**REQUIREMENT**
Every line below that includes "color" counts toward the total. Report that total alone.

— begin INPUT MATERIAL —

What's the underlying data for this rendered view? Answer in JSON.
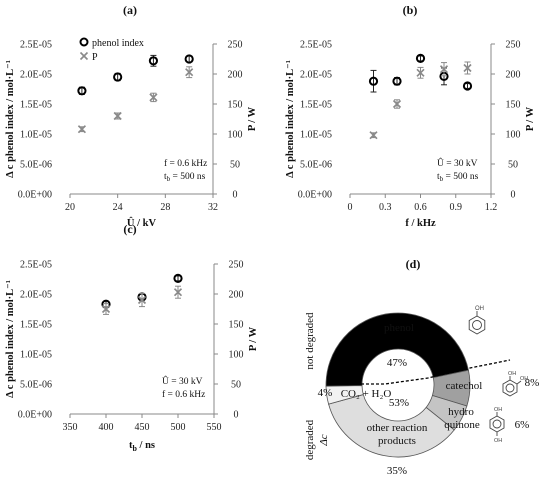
{
  "chart_data": [
    {
      "panel": "(a)",
      "type": "scatter",
      "xlabel": "Û / kV",
      "ylabel_left": "Δ c phenol index / mol·L⁻¹",
      "ylabel_right": "P / W",
      "xlim": [
        20,
        32
      ],
      "xticks": [
        20,
        24,
        28,
        32
      ],
      "ylim_left": [
        0,
        2.5e-05
      ],
      "yticks_left": [
        "0.0E+00",
        "5.0E-06",
        "1.0E-05",
        "1.5E-05",
        "2.0E-05",
        "2.5E-05"
      ],
      "ylim_right": [
        0,
        250
      ],
      "yticks_right": [
        0,
        50,
        100,
        150,
        200,
        250
      ],
      "legend": [
        "phenol index",
        "P"
      ],
      "conditions": [
        "f = 0.6 kHz",
        "tb = 500 ns"
      ],
      "series": [
        {
          "name": "phenol index",
          "axis": "left",
          "marker": "circle",
          "x": [
            21,
            24,
            27,
            30
          ],
          "y": [
            1.72e-05,
            1.95e-05,
            2.22e-05,
            2.25e-05
          ],
          "err": [
            6e-07,
            6e-07,
            9e-07,
            5e-07
          ]
        },
        {
          "name": "P",
          "axis": "right",
          "marker": "x",
          "x": [
            21,
            24,
            27,
            30
          ],
          "y": [
            108,
            130,
            161,
            203
          ],
          "err": [
            4,
            5,
            7,
            9
          ]
        }
      ]
    },
    {
      "panel": "(b)",
      "type": "scatter",
      "xlabel": "f / kHz",
      "ylabel_left": "Δ c phenol index / mol·L⁻¹",
      "ylabel_right": "P / W",
      "xlim": [
        0,
        1.2
      ],
      "xticks": [
        0,
        0.3,
        0.6,
        0.9,
        1.2
      ],
      "xticklabels": [
        "0",
        "0.3",
        "0.6",
        "0.9",
        "1.2"
      ],
      "ylim_left": [
        0,
        2.5e-05
      ],
      "yticks_left": [
        "0.0E+00",
        "5.0E-06",
        "1.0E-05",
        "1.5E-05",
        "2.0E-05",
        "2.5E-05"
      ],
      "ylim_right": [
        0,
        250
      ],
      "yticks_right": [
        0,
        50,
        100,
        150,
        200,
        250
      ],
      "conditions": [
        "Û = 30 kV",
        "tb = 500 ns"
      ],
      "series": [
        {
          "name": "phenol index",
          "axis": "left",
          "marker": "circle",
          "x": [
            0.2,
            0.4,
            0.6,
            0.8,
            1.0
          ],
          "y": [
            1.88e-05,
            1.88e-05,
            2.26e-05,
            1.96e-05,
            1.8e-05
          ],
          "err": [
            1.8e-06,
            6e-07,
            4e-07,
            1.4e-06,
            4e-07
          ]
        },
        {
          "name": "P",
          "axis": "right",
          "marker": "x",
          "x": [
            0.2,
            0.4,
            0.6,
            0.8,
            1.0
          ],
          "y": [
            98,
            150,
            202,
            208,
            210
          ],
          "err": [
            4,
            7,
            9,
            11,
            10
          ]
        }
      ]
    },
    {
      "panel": "(c)",
      "type": "scatter",
      "xlabel": "tb / ns",
      "ylabel_left": "Δ c phenol index / mol·L⁻¹",
      "ylabel_right": "P / W",
      "xlim": [
        350,
        550
      ],
      "xticks": [
        350,
        400,
        450,
        500,
        550
      ],
      "ylim_left": [
        0,
        2.5e-05
      ],
      "yticks_left": [
        "0.0E+00",
        "5.0E-06",
        "1.0E-05",
        "1.5E-05",
        "2.0E-05",
        "2.5E-05"
      ],
      "ylim_right": [
        0,
        250
      ],
      "yticks_right": [
        0,
        50,
        100,
        150,
        200,
        250
      ],
      "conditions": [
        "Û = 30 kV",
        "f = 0.6 kHz"
      ],
      "series": [
        {
          "name": "phenol index",
          "axis": "left",
          "marker": "circle",
          "x": [
            400,
            450,
            500
          ],
          "y": [
            1.83e-05,
            1.95e-05,
            2.26e-05
          ],
          "err": [
            5e-07,
            5e-07,
            4e-07
          ]
        },
        {
          "name": "P",
          "axis": "right",
          "marker": "x",
          "x": [
            400,
            450,
            500
          ],
          "y": [
            175,
            190,
            203
          ],
          "err": [
            9,
            11,
            10
          ]
        }
      ]
    },
    {
      "panel": "(d)",
      "type": "pie",
      "inner_labels": [
        "47%",
        "53%"
      ],
      "group_labels": [
        "not degraded",
        "degraded Δc"
      ],
      "slices": [
        {
          "label": "phenol",
          "value": 47,
          "color": "#000000"
        },
        {
          "label": "catechol",
          "value": 8,
          "color": "#a0a0a0",
          "outer_label": "8%"
        },
        {
          "label": "hydro quinone",
          "value": 6,
          "color": "#c4c4c4",
          "outer_label": "6%"
        },
        {
          "label": "other reaction products",
          "value": 35,
          "color": "#dedede",
          "outer_label": "35%"
        },
        {
          "label": "CO2 + H2O",
          "value": 4,
          "color": "#f2f2f2",
          "outer_label": "4%"
        }
      ]
    }
  ],
  "texts": {
    "legend_phenol": "phenol index",
    "legend_p": "P",
    "a_cond1": "f = 0.6 kHz",
    "a_cond2_main": "t",
    "a_cond2_sub": "b",
    "a_cond2_rest": " = 500 ns",
    "b_cond1": "Û = 30 kV",
    "b_cond2_main": "t",
    "b_cond2_sub": "b",
    "b_cond2_rest": " = 500 ns",
    "c_cond1": "Û = 30 kV",
    "c_cond2": "f = 0.6 kHz",
    "c_xlabel_main": "t",
    "c_xlabel_sub": "b",
    "c_xlabel_rest": " / ns",
    "ylabel_left": "Δ c phenol index / mol·L⁻¹",
    "ylabel_right": "P / W",
    "d_phenol": "phenol",
    "d_47": "47%",
    "d_53": "53%",
    "d_catechol": "catechol",
    "d_hydro1": "hydro",
    "d_hydro2": "quinone",
    "d_other1": "other reaction",
    "d_other2": "products",
    "d_co2": "CO₂ + H₂O",
    "d_8": "8%",
    "d_6": "6%",
    "d_35": "35%",
    "d_4": "4%",
    "d_not_degraded": "not degraded",
    "d_degraded": "degraded",
    "d_delta_c": "Δc"
  }
}
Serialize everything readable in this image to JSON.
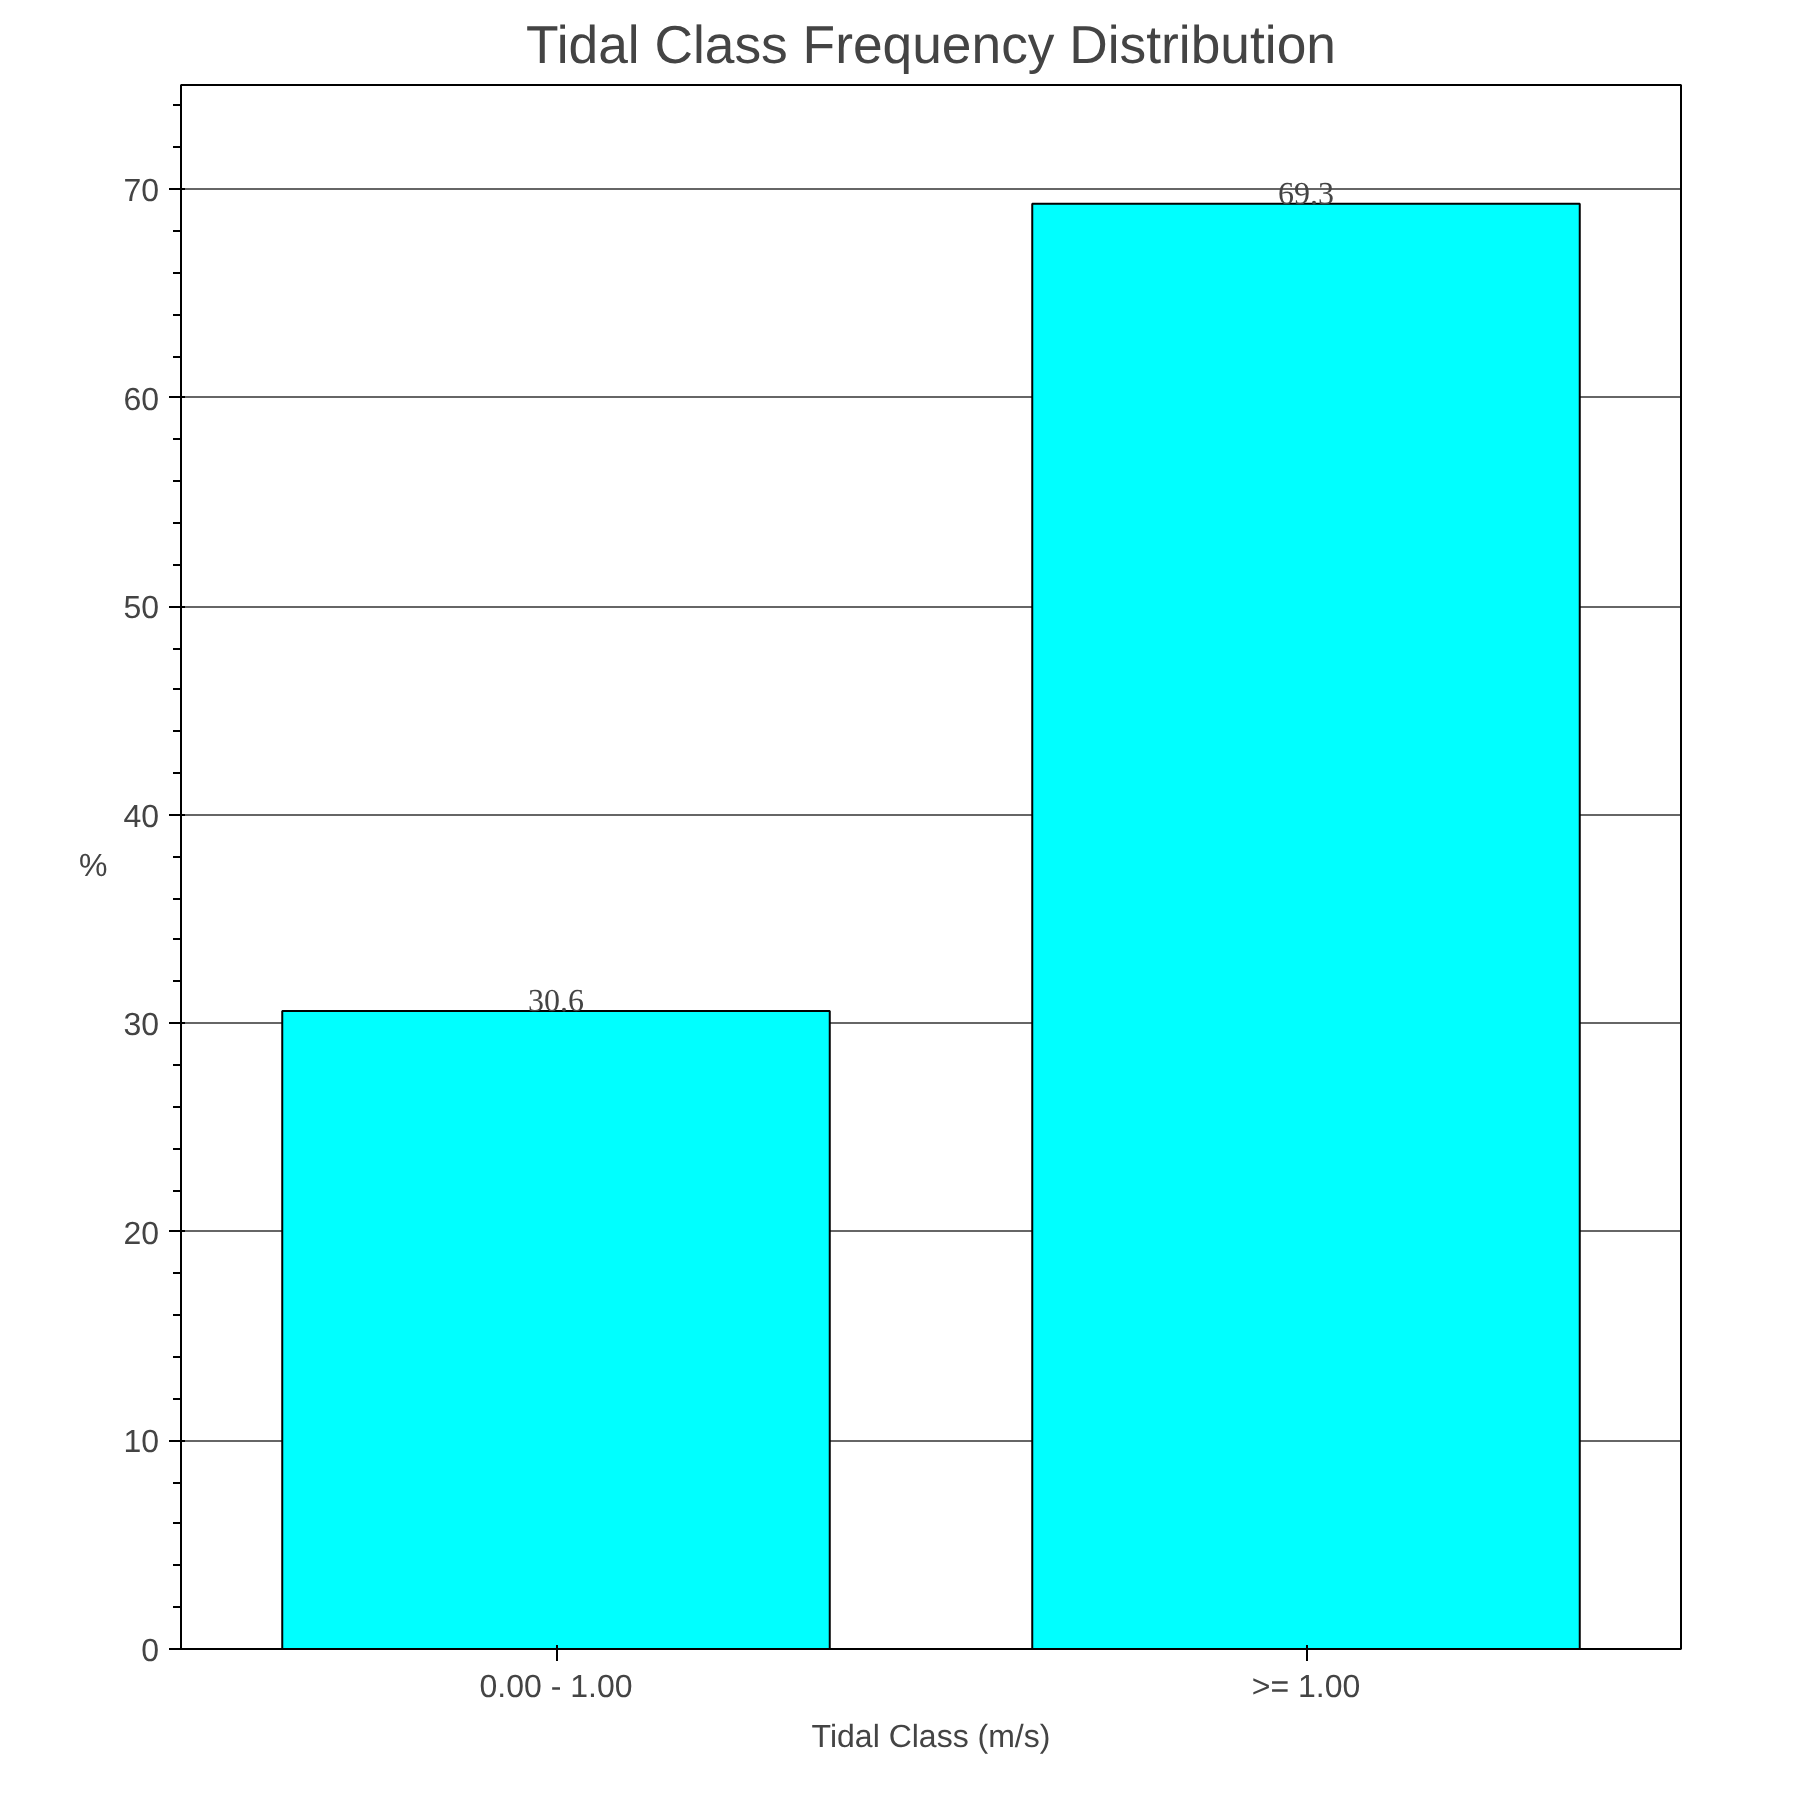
{
  "chart_data": {
    "type": "bar",
    "title": "Tidal Class Frequency Distribution",
    "categories": [
      "0.00 - 1.00",
      ">= 1.00"
    ],
    "values": [
      30.6,
      69.3
    ],
    "color": "#00ffff",
    "xlabel": "Tidal Class (m/s)",
    "ylabel": "%",
    "ylim": [
      0,
      75
    ],
    "yticks": [
      0,
      10,
      20,
      30,
      40,
      50,
      60,
      70
    ],
    "grid": "y",
    "data_labels": true
  }
}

— end INPUT MATERIAL —

**REPLY**
6